[Part of a data file]
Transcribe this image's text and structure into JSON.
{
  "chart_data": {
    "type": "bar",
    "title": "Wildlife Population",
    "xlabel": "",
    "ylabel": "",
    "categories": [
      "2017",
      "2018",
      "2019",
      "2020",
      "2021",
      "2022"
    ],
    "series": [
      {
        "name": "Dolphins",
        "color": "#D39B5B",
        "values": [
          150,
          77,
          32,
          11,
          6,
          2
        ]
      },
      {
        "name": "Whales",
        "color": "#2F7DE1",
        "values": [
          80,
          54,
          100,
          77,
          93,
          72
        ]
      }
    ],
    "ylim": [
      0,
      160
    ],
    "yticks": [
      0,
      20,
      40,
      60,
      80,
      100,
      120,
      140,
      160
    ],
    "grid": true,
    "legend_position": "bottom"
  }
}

Your instructions: All of the records must be retyped exactly as they are.

Worked answer:
Transcribe this image's text and structure into JSON.
{
  "chart_data": {
    "type": "bar",
    "title": "Wildlife Population",
    "xlabel": "",
    "ylabel": "",
    "categories": [
      "2017",
      "2018",
      "2019",
      "2020",
      "2021",
      "2022"
    ],
    "series": [
      {
        "name": "Dolphins",
        "color": "#D39B5B",
        "values": [
          150,
          77,
          32,
          11,
          6,
          2
        ]
      },
      {
        "name": "Whales",
        "color": "#2F7DE1",
        "values": [
          80,
          54,
          100,
          77,
          93,
          72
        ]
      }
    ],
    "ylim": [
      0,
      160
    ],
    "yticks": [
      0,
      20,
      40,
      60,
      80,
      100,
      120,
      140,
      160
    ],
    "grid": true,
    "legend_position": "bottom"
  }
}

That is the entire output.